--- BEGIN Material for the task ---
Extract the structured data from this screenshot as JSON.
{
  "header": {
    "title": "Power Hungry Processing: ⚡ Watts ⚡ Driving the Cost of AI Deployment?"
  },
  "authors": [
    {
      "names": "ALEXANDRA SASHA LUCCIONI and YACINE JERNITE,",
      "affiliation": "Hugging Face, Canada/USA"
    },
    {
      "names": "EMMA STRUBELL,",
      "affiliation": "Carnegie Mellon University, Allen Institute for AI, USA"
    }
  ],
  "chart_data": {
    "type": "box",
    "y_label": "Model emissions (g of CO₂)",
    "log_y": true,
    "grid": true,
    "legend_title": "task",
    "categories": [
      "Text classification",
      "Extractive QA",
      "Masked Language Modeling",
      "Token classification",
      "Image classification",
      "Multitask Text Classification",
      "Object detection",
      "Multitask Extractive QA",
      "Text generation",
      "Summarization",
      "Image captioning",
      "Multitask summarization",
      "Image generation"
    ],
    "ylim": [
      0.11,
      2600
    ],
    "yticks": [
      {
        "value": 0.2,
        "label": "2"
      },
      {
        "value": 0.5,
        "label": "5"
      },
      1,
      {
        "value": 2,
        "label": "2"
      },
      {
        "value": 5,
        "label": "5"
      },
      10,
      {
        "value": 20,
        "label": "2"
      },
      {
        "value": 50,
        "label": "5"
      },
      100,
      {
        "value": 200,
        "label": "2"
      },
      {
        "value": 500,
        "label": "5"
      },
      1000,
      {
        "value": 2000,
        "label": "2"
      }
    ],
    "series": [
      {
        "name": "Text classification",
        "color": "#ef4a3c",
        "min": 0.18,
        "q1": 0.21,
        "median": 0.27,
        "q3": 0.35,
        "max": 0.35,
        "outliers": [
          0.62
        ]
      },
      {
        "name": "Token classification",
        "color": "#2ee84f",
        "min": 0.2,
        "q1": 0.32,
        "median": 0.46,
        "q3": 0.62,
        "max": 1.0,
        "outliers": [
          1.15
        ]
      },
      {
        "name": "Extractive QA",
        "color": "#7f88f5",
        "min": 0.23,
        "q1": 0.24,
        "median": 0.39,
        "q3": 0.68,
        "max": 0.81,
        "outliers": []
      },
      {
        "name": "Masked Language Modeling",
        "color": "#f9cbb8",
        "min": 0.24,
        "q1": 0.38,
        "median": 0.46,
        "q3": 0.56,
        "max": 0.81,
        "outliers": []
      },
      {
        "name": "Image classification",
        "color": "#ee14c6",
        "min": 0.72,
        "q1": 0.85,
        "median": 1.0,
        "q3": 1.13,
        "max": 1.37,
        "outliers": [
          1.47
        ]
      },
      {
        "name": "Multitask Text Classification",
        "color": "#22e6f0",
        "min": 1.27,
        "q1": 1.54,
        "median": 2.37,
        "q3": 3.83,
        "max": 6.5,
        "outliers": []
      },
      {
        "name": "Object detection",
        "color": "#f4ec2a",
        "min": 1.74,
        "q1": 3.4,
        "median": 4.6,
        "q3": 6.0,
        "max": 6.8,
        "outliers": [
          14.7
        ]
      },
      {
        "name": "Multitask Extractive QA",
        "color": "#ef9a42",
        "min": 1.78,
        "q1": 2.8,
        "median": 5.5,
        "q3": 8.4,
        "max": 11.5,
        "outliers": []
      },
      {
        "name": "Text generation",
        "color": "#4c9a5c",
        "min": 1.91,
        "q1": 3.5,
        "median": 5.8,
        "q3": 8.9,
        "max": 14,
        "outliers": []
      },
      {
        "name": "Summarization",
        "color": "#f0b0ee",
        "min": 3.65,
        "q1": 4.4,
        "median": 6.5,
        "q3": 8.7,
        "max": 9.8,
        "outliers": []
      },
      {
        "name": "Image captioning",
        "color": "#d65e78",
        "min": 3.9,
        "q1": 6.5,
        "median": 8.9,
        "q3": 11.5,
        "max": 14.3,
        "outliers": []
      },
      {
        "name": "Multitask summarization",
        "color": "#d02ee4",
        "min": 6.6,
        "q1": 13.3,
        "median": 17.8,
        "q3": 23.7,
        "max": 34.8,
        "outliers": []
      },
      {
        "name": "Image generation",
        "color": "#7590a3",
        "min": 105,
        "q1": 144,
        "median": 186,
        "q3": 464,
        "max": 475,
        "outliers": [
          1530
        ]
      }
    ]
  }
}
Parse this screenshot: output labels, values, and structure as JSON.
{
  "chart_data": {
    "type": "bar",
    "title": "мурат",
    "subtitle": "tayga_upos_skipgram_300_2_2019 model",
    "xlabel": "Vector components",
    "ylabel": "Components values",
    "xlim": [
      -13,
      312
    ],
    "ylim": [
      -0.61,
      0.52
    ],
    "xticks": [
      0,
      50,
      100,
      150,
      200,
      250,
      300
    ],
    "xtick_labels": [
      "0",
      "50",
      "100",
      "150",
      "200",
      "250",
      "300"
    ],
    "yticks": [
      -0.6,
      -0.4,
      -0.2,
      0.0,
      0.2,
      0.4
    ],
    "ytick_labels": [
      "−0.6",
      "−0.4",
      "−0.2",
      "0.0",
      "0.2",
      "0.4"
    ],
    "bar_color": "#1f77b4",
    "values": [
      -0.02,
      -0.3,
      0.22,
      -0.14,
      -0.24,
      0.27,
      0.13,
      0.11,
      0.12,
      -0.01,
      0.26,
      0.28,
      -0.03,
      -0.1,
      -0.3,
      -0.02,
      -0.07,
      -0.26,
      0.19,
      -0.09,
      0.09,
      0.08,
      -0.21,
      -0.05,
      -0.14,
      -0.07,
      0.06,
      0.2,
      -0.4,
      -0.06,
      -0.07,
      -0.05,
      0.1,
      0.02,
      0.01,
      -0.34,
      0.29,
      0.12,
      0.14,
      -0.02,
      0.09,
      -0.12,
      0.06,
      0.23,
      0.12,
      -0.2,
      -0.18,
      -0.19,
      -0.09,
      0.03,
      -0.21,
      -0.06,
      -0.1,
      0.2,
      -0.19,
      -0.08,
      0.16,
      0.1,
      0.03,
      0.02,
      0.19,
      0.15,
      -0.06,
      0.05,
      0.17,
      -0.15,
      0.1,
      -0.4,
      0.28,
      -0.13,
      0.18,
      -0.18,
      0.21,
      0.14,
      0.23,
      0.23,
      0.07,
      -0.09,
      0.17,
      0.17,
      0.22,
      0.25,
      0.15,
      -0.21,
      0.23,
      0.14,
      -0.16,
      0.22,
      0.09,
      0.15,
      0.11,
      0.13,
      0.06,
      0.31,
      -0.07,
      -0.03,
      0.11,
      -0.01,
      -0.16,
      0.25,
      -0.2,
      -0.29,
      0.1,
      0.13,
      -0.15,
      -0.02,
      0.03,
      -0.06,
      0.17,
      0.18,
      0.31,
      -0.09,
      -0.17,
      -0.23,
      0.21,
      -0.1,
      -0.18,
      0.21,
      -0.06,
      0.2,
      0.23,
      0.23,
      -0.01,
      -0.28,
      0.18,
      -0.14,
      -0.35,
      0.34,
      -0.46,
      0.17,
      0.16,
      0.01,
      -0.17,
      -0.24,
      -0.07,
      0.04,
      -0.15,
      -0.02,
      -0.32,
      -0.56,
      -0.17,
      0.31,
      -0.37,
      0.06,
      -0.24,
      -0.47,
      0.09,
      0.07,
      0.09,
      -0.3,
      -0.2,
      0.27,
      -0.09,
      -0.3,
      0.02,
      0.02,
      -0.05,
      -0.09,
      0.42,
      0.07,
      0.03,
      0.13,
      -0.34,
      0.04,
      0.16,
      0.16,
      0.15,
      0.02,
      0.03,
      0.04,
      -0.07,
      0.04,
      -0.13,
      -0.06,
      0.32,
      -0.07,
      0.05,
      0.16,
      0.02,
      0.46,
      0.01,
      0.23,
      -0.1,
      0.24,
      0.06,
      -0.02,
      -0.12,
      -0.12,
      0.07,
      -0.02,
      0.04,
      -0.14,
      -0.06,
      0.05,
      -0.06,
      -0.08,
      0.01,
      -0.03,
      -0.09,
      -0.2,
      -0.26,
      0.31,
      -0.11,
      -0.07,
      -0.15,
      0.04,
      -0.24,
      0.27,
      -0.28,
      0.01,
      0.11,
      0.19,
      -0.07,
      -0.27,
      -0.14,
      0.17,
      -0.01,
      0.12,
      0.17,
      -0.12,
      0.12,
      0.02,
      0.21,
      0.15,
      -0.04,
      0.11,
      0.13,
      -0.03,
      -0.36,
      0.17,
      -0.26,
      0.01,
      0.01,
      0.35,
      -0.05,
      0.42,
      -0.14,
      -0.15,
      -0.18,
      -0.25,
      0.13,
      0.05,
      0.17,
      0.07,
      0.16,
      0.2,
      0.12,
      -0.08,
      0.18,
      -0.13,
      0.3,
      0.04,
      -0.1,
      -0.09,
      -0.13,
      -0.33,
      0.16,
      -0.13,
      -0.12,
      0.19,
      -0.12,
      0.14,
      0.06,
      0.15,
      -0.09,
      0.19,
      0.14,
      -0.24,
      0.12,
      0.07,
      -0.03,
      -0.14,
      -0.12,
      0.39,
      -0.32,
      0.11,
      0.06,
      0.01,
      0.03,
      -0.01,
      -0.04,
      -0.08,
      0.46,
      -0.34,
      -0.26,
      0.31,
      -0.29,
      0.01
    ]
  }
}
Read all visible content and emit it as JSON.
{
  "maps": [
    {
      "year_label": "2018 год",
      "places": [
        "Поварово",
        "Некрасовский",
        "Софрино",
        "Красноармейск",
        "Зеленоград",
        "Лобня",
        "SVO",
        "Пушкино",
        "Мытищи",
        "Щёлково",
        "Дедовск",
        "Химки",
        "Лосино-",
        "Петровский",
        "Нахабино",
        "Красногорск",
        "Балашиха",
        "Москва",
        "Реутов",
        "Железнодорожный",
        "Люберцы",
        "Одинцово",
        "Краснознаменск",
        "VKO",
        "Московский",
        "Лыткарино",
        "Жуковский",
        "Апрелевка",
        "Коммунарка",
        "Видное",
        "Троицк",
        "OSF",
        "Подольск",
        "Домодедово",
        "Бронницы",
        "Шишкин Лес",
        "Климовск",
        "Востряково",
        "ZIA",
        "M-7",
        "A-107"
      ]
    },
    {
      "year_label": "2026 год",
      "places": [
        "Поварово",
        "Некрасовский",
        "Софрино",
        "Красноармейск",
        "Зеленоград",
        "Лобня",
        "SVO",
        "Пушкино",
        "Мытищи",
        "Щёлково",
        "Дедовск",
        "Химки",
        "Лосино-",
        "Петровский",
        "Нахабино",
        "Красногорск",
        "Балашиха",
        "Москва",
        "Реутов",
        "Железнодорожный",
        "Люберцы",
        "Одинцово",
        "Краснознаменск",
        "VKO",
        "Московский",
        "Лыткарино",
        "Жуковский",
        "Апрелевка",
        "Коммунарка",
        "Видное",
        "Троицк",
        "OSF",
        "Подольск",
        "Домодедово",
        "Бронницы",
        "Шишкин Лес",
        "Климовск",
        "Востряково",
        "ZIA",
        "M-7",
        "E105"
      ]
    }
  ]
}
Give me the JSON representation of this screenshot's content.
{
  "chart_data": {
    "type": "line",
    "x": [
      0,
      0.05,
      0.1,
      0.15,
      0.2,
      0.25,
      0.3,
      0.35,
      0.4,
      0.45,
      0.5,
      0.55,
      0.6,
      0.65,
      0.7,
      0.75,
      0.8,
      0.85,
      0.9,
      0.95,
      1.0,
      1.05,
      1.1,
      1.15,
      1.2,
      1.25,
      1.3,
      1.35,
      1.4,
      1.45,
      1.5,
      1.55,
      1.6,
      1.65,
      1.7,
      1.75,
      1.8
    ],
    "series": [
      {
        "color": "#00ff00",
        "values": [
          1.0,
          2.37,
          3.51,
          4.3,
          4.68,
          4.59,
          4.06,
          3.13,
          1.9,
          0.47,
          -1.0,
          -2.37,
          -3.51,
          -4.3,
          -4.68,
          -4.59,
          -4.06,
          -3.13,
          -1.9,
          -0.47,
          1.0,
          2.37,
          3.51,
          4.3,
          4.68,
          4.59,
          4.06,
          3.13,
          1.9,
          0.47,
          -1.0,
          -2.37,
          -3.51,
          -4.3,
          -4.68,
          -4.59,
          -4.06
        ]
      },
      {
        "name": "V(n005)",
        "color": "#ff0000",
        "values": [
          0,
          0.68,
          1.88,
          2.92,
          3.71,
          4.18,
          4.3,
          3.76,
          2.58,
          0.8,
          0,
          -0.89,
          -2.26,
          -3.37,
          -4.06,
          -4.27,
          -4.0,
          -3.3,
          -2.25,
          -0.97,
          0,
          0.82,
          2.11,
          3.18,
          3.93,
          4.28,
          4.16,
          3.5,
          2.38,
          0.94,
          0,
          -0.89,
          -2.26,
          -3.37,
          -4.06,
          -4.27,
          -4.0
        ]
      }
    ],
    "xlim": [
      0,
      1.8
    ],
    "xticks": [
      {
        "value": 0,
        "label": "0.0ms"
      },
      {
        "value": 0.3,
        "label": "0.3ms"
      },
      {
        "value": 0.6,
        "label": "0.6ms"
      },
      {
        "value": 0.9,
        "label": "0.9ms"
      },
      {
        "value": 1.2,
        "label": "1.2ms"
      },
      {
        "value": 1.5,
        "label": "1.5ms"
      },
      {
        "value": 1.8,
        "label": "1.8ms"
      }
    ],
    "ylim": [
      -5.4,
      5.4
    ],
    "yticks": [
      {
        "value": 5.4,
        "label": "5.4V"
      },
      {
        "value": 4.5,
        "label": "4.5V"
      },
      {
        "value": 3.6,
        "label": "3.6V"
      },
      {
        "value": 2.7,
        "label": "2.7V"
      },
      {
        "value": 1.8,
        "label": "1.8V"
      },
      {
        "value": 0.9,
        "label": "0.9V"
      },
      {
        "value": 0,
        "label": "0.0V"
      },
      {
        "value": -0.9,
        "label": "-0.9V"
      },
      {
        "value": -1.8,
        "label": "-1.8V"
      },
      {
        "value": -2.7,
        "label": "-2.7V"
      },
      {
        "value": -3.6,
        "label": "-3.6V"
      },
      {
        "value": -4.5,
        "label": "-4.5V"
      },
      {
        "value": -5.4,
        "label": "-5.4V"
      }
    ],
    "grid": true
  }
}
--- END Material for the task ---
From the records above, pull out every line containing the word "Multitask".

▶ **Task result**
      "Multitask Text Classification",
      "Multitask Extractive QA",
      "Multitask summarization",
        "name": "Multitask Text Classification",
        "name": "Multitask Extractive QA",
        "name": "Multitask summarization",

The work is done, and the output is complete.